Assignment: Reproduce the passage of the Neuralink article from "That next step" through "a long time.", swapping "a long time" for "many years".

Study text:
Elon Musk Says Neuralink Will Aid in Human "Memory Enhancement"
The public learned a lot more about Elon Musk’s new company, Neuralink, on Thursday in the form of a lengthy blog post on WaitButWhy, the highly entertaining and very smart blog from Tim Urban, who is a bit of a Musk fan.
Using his trademark humor and some stick-figure cartooning, Urban explains Musk’s vision for Neuralink; Musk’s own words don’t even appear until the end of the post, when a lengthy quotation outlines what Musk believes will be the practical use of the technology his company will develop: helping the elderly maintain their cognitive abilities as they age.
Neuralink, despite rumors, did not turn out to be a project exclusively devoted to neural lace. The broader aim is the same as that of neural lace, though: to help merge the human brain with machines through “brain-machine interfaces,” or BMIs. This concept may sound rather terrifying, but as Musk explains, the foremost benefit of achieving that — at least, initially — will be that humans are able to maintain their mental functioning as they get older, or regain it after they’ve experienced an injury. And that’s actually a pretty comforting idea.
Musk describes using brain-machine interfaces for aiding those with mental impairments:
“The first use of the technology will be to repair brain injuries as a result of stroke or cutting out a cancer lesion, where somebody’s fundamentally lost a certain cognitive element. It could help with people who are quadriplegics or paraplegics by providing a neural shunt from the motor cortex down to where the muscles are activated.”
Musk then explains the aging benefit:
“It can help with people who, as they get older, have memory problems and can’t remember the names of their kids, through memory enhancement, which could allow them to function well to a much later time in life—the medically advantageous elements of this for dealing with mental disablement of one kind or another, which of course happens to all of us when we get old enough, are very significant.”
All of that sounds pretty awesome. Getting older pretty much defines the human condition, though — what will change about our civilization if the mental complications of aging are removed?
The WaitButWhy post goes on to say that, eventually, “BMIs will begin to emerge that people without disabilities want.”
That next step is even more difficult to imagine right now. First things first: Let’s see how Musk’s Neuralink company does at actually developing any initial part of this technology. It may take a long time.

Records from a data source:

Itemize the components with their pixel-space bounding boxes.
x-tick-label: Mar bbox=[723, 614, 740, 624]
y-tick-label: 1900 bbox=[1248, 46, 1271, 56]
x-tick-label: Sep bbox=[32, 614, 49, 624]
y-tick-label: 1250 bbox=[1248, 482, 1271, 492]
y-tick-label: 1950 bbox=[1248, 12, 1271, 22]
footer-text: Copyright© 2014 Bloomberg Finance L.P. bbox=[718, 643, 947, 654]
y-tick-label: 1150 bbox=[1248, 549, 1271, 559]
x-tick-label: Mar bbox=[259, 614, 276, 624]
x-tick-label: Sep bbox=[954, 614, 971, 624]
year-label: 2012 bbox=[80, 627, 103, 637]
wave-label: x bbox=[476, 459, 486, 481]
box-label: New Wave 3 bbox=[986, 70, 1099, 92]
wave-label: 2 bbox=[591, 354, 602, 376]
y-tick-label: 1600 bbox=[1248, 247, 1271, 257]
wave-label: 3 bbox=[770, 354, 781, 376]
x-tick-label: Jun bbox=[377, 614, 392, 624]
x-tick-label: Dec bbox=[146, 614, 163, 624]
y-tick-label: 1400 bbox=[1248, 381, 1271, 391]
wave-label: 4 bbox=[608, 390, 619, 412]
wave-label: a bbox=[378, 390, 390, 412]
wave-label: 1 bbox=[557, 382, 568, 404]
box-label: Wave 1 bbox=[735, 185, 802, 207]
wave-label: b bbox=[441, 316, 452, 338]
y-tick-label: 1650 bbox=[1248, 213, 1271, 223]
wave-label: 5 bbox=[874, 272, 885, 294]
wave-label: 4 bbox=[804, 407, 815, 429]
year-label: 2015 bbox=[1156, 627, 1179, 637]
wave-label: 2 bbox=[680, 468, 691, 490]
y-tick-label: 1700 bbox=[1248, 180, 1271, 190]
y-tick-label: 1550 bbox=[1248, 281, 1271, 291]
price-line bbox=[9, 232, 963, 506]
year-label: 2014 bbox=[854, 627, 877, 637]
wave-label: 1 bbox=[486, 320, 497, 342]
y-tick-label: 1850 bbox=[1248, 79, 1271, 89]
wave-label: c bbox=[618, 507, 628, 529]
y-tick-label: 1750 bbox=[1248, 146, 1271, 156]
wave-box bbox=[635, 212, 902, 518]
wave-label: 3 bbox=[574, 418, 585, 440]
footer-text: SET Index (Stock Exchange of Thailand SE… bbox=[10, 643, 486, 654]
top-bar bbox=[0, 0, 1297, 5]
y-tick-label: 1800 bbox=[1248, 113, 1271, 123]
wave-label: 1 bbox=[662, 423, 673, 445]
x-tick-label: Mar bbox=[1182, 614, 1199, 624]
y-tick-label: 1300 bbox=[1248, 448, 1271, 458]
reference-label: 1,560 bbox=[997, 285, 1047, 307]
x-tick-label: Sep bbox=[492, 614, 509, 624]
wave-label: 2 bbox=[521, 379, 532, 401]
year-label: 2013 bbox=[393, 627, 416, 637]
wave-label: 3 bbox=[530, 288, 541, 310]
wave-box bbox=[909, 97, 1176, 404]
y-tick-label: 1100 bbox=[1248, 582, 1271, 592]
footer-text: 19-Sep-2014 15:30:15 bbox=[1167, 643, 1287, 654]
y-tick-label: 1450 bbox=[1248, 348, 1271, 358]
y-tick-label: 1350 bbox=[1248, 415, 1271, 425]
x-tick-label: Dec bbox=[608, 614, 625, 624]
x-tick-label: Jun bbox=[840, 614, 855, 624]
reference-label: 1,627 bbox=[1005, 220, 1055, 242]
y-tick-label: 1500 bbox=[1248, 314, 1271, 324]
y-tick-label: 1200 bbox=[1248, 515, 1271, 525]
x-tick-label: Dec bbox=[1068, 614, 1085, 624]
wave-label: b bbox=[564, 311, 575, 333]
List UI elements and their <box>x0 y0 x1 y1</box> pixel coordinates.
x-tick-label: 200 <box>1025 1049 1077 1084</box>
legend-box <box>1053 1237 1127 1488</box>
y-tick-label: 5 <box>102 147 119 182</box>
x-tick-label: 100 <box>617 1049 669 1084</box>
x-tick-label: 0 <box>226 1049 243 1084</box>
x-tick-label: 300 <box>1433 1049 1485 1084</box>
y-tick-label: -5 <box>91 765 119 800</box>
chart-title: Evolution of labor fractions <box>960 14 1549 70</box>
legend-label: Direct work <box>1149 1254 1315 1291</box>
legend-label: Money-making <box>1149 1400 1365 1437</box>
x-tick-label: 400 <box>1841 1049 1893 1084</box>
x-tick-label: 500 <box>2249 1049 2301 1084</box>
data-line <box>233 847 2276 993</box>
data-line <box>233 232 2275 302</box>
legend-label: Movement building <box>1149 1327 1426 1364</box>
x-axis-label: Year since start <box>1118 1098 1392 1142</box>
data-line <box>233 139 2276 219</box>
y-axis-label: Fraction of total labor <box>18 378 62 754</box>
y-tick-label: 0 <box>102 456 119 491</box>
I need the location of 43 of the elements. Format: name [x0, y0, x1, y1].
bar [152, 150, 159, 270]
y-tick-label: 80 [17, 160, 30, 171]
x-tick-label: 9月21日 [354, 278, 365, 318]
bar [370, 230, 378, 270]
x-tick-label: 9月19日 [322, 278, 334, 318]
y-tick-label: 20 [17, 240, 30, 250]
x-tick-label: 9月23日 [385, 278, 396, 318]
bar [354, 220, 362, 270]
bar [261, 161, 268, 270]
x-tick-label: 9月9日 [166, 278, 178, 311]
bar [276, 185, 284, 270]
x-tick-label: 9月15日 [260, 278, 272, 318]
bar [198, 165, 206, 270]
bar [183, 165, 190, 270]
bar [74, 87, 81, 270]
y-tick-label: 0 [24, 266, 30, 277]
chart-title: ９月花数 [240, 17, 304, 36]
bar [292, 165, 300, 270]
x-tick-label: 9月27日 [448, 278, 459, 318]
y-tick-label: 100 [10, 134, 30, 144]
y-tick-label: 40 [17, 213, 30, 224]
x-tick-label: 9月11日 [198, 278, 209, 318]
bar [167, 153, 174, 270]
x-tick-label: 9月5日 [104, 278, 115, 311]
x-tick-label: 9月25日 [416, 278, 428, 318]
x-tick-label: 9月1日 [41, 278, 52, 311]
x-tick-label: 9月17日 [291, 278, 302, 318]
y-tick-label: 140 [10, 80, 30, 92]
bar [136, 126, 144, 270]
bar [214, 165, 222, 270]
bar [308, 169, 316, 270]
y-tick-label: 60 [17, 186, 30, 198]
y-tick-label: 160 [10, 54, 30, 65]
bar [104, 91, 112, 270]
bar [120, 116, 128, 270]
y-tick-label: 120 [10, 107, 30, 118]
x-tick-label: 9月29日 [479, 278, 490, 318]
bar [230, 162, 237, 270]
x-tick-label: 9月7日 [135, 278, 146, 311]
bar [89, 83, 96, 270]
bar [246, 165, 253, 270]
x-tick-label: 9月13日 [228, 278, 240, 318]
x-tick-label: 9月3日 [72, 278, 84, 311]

Answer box:
That next step is even more difficult to imagine right now. First things first: Let’s see how Musk’s Neuralink company does at actually developing any initial part of this technology. It may take many years.